[Part of a data file]
+++
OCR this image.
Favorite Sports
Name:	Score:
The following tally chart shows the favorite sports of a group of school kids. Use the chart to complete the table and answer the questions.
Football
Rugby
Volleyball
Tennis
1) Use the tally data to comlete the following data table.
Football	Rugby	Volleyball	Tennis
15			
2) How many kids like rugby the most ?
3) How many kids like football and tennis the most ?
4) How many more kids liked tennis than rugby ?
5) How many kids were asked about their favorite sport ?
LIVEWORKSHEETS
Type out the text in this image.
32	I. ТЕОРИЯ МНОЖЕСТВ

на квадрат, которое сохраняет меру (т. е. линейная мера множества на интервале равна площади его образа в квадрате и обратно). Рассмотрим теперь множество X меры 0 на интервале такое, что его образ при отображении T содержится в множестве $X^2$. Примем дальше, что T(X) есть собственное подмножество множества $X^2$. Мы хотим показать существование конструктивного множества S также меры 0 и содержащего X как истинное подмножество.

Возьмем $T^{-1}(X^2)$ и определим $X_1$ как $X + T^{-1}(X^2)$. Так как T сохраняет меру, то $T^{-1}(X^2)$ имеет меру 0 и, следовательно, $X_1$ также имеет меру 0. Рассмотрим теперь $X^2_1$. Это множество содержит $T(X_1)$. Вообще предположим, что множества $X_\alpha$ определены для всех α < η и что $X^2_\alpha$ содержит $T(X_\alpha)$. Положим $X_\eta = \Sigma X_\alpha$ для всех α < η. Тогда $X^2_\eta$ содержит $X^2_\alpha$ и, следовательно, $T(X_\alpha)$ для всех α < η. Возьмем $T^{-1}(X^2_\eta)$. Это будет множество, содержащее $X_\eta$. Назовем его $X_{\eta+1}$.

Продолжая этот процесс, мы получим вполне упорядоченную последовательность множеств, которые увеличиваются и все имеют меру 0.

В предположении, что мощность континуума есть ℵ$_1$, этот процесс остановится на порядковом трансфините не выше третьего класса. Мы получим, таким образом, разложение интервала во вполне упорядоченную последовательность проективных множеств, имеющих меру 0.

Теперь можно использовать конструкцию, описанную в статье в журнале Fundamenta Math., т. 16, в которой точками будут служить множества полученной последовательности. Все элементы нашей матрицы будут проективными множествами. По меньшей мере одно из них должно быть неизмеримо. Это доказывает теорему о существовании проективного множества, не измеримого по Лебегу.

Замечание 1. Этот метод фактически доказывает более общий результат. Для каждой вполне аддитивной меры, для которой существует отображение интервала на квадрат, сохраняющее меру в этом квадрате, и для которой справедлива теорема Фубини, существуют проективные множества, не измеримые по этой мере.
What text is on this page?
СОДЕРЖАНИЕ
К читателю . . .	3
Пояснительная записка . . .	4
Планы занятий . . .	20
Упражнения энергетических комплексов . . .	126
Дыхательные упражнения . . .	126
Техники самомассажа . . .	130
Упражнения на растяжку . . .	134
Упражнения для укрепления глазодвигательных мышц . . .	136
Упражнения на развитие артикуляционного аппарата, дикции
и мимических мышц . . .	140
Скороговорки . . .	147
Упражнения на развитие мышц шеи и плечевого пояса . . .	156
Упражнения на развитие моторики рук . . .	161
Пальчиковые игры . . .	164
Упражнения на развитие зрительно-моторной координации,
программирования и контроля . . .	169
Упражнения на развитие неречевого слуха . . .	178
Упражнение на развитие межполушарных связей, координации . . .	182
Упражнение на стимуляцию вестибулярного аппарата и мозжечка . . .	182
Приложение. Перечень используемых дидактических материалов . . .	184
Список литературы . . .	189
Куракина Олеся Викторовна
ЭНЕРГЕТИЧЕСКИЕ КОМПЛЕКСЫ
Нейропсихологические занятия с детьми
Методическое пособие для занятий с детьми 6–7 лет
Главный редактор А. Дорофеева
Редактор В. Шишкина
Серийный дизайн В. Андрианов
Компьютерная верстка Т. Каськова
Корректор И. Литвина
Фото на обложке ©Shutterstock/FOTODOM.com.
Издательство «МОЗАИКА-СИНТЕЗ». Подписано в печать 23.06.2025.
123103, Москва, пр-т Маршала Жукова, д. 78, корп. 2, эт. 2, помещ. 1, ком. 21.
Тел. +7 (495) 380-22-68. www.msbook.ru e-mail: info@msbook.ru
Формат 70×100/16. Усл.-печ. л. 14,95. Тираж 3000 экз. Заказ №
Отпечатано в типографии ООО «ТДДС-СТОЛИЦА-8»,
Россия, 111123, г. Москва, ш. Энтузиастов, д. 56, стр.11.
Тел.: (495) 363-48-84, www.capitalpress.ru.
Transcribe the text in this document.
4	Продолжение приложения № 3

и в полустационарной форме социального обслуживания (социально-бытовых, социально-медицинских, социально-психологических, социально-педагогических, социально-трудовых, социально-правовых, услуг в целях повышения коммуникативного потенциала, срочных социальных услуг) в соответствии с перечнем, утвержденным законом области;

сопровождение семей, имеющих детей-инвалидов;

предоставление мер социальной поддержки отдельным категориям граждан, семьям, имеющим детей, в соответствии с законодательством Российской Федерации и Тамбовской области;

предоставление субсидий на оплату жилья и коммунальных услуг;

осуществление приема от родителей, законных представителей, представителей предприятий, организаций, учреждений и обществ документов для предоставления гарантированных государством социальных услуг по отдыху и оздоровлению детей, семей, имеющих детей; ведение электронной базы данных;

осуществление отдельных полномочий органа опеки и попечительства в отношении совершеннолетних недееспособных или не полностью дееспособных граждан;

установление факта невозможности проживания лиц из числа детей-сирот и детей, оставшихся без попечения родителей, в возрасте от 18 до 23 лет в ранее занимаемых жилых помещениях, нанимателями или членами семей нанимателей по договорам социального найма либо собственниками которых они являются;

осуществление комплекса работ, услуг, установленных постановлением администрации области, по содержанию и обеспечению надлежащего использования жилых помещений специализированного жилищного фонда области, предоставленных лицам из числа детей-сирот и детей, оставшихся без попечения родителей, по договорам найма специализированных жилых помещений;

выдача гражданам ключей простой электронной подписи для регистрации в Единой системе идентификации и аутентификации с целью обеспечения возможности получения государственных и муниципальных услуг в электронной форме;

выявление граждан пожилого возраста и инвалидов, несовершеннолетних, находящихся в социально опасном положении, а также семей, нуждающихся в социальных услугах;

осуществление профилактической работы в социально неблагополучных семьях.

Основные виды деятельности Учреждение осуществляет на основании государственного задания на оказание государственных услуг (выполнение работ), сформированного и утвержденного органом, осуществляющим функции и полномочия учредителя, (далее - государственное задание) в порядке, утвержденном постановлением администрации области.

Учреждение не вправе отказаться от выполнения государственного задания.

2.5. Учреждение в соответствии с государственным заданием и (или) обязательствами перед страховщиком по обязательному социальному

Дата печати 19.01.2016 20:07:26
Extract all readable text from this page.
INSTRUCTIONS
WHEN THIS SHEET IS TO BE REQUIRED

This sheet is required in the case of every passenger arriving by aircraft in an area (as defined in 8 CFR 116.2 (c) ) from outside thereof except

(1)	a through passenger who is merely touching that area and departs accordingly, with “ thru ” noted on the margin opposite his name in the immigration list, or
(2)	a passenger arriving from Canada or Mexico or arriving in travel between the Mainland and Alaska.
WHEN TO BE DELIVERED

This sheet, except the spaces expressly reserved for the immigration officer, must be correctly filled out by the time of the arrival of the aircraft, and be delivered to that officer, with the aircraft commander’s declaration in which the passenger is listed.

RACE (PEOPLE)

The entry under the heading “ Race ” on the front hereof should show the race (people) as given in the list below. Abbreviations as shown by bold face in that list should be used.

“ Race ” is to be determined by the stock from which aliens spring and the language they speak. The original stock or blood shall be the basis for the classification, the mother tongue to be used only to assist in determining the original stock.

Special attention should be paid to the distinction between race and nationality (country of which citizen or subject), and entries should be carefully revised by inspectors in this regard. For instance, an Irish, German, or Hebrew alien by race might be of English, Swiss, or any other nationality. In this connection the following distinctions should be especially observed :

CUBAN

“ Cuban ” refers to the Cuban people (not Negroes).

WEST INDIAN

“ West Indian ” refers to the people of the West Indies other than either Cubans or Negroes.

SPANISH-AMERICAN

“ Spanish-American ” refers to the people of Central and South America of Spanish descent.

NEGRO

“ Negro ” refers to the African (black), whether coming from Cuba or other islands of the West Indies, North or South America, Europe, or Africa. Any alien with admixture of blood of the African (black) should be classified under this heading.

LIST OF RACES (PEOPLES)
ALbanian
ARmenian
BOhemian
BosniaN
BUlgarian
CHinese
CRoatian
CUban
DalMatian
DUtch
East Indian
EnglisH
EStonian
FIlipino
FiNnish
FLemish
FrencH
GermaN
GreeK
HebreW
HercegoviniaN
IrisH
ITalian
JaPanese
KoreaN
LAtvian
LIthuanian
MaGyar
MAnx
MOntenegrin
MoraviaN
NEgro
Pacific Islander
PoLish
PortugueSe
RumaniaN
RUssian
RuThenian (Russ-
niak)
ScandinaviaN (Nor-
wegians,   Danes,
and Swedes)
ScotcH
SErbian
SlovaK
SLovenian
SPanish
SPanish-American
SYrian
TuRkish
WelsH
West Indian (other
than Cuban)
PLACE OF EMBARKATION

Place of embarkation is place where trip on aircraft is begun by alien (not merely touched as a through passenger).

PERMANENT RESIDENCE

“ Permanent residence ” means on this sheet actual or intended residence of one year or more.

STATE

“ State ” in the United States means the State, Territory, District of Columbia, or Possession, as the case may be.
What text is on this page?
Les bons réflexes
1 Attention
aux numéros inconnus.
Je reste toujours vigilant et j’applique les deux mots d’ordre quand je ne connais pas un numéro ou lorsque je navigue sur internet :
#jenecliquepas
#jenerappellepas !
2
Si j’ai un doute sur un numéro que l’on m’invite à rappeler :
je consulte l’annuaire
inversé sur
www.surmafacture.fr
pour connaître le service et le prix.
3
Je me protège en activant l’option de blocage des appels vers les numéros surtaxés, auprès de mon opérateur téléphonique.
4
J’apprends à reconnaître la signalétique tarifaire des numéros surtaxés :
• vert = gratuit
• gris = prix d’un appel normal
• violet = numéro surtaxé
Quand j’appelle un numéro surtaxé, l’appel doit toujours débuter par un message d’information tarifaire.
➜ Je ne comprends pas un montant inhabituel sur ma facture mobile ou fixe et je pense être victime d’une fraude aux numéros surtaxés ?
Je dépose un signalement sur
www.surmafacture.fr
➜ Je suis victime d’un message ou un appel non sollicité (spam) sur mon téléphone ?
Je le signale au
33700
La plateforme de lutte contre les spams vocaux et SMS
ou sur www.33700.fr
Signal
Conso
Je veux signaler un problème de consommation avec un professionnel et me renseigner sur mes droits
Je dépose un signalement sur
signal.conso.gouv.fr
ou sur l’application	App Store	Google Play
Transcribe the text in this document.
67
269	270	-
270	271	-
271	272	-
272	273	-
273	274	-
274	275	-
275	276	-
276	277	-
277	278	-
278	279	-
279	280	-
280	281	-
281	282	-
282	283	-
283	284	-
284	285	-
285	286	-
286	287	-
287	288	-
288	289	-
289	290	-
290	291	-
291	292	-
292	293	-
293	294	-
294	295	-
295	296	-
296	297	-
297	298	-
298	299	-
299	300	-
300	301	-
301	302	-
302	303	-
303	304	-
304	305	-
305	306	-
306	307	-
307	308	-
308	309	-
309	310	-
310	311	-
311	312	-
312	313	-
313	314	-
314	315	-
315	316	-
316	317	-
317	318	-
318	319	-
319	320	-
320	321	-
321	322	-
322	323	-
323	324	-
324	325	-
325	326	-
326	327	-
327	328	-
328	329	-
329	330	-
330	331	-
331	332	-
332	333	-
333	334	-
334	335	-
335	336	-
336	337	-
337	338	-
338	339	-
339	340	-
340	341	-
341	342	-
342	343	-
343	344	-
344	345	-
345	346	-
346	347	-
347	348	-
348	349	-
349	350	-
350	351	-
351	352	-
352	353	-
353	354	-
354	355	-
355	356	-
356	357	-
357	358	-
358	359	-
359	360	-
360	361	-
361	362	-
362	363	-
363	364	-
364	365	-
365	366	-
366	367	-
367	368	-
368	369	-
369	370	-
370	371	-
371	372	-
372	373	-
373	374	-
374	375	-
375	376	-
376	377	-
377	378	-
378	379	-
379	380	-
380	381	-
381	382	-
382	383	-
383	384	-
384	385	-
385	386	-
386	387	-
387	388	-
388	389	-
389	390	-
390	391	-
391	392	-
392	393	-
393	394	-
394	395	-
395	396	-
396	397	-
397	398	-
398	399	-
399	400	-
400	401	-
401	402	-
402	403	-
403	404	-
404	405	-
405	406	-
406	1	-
+++
» **SHORT TASK**: Find the lines with the string "Volleyball" and reproduce them.

» **RESULT**:
Volleyball
Football	Rugby	Volleyball	Tennis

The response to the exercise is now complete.